WHAT IS BEING ASKED: Scan the listing below and copy every line holding "color".

RECORDS FOR THIS TASK:
——

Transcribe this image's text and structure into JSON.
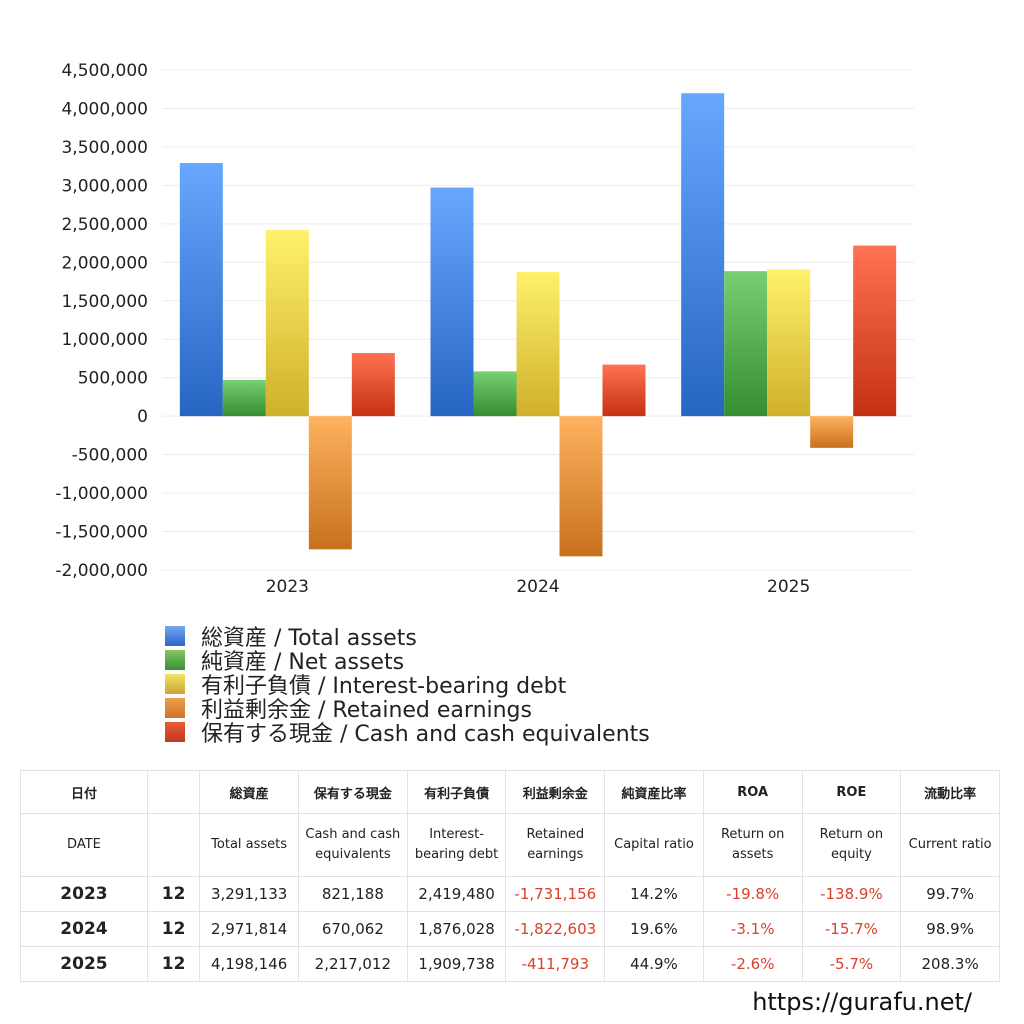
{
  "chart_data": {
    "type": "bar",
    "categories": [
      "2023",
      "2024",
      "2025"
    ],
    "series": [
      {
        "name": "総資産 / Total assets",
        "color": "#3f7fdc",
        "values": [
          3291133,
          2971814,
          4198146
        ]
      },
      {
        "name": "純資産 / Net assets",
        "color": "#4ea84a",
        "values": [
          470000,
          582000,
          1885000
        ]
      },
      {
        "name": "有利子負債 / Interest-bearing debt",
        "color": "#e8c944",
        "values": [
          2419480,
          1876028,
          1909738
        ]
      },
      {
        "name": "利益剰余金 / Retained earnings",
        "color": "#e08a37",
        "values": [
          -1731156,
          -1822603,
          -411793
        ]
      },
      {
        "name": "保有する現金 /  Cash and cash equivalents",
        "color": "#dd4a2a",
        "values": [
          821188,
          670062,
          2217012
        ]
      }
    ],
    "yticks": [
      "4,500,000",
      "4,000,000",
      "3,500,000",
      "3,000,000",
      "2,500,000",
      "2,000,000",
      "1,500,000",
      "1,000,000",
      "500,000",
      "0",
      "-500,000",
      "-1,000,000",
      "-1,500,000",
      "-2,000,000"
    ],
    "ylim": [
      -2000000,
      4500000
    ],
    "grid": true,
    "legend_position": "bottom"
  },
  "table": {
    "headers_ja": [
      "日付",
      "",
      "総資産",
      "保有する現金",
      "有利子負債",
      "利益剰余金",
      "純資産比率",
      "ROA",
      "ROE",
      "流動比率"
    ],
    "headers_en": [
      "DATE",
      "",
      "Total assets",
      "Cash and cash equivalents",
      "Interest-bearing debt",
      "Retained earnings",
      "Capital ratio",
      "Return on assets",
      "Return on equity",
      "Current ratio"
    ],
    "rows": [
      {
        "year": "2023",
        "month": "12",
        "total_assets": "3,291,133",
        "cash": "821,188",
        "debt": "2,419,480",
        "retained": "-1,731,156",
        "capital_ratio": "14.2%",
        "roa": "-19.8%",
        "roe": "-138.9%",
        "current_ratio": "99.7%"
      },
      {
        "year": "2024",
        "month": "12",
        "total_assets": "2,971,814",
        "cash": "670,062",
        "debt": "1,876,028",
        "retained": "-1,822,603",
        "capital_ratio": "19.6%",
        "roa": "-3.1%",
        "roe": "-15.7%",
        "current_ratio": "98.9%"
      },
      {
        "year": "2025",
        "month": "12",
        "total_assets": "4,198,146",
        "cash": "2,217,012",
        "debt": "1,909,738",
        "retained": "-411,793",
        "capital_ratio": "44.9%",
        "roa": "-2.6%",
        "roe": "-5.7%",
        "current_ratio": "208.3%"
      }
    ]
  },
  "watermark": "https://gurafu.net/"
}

——

FINAL RESULT:
        "color": "#3f7fdc",
        "color": "#4ea84a",
        "color": "#e8c944",
        "color": "#e08a37",
        "color": "#dd4a2a",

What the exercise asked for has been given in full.